Short problem
From the line containing "Output the text content of this document." through the last line of the entries below, repeat each line word for word and leave out the rest.

Dataset excerpts
[start]

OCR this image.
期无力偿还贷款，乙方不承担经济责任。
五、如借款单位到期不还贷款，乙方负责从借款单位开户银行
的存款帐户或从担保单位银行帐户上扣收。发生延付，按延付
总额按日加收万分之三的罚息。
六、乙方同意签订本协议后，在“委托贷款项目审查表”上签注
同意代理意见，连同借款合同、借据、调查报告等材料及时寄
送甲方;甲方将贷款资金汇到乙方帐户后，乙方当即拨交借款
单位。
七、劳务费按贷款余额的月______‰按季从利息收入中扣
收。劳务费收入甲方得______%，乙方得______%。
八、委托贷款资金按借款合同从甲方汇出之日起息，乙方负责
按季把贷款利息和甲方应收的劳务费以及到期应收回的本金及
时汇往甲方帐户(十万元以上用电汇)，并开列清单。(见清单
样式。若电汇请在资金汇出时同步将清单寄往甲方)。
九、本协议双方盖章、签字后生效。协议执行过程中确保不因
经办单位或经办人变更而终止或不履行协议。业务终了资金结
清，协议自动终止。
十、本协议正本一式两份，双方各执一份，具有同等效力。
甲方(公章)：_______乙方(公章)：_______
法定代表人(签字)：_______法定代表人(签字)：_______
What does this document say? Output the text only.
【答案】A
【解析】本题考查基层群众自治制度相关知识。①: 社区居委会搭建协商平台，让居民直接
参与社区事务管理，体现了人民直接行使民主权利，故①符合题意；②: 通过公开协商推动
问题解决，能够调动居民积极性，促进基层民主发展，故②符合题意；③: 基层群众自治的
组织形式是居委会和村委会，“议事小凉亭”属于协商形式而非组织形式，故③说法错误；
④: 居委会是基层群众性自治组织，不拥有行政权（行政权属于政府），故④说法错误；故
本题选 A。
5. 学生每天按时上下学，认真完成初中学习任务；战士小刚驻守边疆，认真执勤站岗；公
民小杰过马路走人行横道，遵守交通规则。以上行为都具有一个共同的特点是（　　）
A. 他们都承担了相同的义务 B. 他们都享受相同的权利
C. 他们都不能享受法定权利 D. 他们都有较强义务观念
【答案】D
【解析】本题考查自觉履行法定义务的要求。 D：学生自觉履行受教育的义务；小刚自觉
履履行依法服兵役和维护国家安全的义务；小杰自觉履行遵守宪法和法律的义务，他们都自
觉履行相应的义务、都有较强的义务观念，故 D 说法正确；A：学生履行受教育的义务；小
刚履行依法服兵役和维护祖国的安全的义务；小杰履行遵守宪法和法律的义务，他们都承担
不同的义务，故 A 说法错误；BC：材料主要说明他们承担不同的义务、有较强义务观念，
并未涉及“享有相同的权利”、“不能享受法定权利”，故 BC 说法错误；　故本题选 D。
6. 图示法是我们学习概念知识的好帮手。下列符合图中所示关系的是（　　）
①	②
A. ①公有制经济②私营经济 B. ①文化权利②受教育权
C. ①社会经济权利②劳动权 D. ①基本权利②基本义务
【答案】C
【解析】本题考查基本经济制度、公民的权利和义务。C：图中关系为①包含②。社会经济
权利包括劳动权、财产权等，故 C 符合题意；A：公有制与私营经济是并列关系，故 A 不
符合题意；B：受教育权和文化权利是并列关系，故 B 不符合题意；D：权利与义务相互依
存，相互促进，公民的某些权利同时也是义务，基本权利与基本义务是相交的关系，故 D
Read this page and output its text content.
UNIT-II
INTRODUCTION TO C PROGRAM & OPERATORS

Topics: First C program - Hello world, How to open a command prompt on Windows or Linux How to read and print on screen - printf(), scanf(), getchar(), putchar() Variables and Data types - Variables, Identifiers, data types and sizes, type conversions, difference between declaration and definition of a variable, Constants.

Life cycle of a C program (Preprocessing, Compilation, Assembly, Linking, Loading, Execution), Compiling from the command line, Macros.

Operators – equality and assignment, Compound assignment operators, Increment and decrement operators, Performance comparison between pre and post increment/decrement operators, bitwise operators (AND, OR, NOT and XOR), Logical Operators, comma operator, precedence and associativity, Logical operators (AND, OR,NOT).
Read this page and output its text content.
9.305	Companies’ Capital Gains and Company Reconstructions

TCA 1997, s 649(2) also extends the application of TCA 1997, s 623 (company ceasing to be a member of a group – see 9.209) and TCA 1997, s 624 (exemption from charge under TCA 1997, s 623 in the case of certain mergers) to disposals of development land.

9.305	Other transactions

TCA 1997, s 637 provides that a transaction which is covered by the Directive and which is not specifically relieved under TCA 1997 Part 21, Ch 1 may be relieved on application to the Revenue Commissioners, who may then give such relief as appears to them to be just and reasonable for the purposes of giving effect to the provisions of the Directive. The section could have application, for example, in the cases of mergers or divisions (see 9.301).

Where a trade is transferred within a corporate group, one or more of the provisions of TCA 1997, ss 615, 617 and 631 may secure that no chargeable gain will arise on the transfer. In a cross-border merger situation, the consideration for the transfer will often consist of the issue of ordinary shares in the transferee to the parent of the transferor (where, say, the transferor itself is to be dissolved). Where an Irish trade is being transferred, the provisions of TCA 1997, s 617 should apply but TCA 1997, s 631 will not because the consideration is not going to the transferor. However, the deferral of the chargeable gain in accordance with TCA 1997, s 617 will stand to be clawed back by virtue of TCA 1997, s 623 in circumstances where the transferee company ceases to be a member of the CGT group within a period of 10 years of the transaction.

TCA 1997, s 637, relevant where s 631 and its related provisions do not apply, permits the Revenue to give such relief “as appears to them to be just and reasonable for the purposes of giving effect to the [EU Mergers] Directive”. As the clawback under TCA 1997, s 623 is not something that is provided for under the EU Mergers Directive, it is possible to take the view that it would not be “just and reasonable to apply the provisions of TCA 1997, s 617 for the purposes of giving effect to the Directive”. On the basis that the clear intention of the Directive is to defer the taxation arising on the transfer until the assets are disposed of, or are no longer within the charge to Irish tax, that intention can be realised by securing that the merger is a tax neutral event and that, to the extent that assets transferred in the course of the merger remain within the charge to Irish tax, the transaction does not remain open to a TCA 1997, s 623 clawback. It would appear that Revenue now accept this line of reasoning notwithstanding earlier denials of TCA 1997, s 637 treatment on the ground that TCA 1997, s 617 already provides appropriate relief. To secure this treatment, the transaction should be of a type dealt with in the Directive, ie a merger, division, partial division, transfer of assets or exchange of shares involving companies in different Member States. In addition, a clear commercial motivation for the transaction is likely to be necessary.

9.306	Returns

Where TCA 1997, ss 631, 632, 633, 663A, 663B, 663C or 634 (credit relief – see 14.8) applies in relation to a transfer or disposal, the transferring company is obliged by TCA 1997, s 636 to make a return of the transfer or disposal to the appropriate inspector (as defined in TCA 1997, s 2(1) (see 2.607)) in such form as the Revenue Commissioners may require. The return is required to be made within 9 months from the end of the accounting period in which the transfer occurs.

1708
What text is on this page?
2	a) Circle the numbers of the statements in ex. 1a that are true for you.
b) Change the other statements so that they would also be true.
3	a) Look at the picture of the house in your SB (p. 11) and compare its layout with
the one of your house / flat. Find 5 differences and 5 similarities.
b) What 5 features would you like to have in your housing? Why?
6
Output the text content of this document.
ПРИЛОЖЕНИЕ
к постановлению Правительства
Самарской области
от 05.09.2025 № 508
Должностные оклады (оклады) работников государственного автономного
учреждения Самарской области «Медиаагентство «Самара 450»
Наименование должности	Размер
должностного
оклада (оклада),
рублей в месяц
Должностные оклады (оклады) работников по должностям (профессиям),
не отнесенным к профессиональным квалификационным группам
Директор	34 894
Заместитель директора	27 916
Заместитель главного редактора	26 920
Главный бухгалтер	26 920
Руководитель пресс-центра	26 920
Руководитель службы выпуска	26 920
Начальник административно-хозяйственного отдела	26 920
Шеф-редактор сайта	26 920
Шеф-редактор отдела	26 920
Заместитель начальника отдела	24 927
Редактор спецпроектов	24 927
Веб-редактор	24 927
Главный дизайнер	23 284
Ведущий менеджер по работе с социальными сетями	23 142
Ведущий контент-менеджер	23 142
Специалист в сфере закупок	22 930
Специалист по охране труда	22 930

[end]

Answer below
Output the text content of this document.
ПРИЛОЖЕНИЕ
к постановлению Правительства
Самарской области
от 05.09.2025 № 508
Должностные оклады (оклады) работников государственного автономного
учреждения Самарской области «Медиаагентство «Самара 450»
Наименование должности	Размер
должностного
оклада (оклада),
рублей в месяц
Должностные оклады (оклады) работников по должностям (профессиям),
не отнесенным к профессиональным квалификационным группам
Директор	34 894
Заместитель директора	27 916
Заместитель главного редактора	26 920
Главный бухгалтер	26 920
Руководитель пресс-центра	26 920
Руководитель службы выпуска	26 920
Начальник административно-хозяйственного отдела	26 920
Шеф-редактор сайта	26 920
Шеф-редактор отдела	26 920
Заместитель начальника отдела	24 927
Редактор спецпроектов	24 927
Веб-редактор	24 927
Главный дизайнер	23 284
Ведущий менеджер по работе с социальными сетями	23 142
Ведущий контент-менеджер	23 142
Специалист в сфере закупок	22 930
Специалист по охране труда	22 930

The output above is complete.